### Your instructions
Using the listing below, please gather every line containing the word "gravedad".
* BEGIN *
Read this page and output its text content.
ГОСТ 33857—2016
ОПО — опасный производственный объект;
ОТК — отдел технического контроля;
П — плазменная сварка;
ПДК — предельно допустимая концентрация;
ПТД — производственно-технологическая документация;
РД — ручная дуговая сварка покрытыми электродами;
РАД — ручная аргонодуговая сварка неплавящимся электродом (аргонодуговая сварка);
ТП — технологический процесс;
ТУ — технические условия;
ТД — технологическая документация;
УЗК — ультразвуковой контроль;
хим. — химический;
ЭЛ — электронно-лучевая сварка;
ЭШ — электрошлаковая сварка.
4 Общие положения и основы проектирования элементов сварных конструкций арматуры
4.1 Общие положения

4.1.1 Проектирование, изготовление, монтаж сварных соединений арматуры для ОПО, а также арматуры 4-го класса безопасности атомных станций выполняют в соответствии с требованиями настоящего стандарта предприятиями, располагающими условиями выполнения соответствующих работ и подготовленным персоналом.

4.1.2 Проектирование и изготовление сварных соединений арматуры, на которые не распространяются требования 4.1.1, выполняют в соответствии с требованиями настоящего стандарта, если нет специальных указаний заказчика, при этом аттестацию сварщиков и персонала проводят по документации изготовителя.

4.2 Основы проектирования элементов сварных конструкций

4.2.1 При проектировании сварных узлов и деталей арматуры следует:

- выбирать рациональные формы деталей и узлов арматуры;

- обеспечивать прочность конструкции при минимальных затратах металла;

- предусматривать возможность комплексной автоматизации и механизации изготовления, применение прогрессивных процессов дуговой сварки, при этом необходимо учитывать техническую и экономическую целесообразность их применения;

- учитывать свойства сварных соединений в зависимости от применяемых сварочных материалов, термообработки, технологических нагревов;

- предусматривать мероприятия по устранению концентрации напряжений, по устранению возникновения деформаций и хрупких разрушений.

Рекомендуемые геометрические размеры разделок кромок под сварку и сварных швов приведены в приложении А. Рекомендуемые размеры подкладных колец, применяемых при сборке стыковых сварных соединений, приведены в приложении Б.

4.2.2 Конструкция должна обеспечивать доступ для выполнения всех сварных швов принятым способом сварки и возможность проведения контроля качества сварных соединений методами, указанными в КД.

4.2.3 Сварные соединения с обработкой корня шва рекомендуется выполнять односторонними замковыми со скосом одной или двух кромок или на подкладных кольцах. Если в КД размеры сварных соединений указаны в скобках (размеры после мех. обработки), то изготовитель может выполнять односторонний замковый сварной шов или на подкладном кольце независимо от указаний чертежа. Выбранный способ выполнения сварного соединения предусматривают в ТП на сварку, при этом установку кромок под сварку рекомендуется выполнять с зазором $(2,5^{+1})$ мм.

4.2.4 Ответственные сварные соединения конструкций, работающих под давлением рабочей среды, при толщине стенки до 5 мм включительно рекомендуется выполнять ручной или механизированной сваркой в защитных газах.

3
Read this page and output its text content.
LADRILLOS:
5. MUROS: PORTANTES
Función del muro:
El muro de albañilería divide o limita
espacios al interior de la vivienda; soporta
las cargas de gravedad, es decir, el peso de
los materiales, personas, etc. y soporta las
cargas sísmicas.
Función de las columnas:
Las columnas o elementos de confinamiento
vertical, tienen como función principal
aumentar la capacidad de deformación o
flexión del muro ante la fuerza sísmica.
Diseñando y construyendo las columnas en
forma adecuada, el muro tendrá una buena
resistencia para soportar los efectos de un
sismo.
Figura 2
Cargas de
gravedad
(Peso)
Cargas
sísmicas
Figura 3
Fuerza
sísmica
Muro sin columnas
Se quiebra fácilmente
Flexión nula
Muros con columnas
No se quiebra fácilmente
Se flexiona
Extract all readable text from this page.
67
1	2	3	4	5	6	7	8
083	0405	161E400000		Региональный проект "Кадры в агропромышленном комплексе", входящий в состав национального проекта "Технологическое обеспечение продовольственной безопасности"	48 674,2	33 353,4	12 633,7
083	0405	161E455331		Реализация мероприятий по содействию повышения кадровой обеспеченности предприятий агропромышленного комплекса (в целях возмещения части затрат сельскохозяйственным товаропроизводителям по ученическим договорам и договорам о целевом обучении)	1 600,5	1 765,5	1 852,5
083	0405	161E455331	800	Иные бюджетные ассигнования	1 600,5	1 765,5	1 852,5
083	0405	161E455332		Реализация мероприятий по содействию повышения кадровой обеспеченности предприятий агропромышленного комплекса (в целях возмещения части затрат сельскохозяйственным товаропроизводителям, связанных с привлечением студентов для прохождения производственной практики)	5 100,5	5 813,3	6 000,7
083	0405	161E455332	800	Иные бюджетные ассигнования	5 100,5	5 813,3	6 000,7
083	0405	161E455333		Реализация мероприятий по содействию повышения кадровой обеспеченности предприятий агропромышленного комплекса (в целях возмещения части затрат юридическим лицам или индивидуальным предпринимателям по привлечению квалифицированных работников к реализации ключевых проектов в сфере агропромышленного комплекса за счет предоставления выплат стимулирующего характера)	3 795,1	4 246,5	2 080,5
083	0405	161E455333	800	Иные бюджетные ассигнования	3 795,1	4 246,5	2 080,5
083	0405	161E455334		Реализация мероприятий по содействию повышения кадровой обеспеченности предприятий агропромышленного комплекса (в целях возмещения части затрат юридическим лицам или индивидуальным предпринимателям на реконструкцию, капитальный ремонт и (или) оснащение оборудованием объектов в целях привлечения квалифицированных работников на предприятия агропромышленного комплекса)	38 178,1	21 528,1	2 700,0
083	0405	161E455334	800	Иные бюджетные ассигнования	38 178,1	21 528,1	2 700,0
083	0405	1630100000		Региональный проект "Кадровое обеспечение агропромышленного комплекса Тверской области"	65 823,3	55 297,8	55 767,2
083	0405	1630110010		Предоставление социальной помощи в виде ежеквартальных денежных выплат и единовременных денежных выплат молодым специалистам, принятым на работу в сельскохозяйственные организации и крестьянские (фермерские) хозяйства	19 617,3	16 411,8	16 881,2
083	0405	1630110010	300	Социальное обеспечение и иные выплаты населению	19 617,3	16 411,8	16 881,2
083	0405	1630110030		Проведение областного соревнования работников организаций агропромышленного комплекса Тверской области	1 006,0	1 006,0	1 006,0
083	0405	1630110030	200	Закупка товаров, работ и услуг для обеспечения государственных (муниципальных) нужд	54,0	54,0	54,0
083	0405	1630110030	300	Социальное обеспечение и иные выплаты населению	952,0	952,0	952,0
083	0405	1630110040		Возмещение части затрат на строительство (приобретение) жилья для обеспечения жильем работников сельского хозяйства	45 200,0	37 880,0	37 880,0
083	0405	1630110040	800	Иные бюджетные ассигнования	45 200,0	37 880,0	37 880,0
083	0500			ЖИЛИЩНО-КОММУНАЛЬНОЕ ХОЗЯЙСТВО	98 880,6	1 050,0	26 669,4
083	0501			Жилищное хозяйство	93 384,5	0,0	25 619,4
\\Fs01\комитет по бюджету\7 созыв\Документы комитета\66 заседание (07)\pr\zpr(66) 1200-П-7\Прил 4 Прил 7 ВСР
* END *
### Answer
las cargas de gravedad, es decir, el peso de
gravedad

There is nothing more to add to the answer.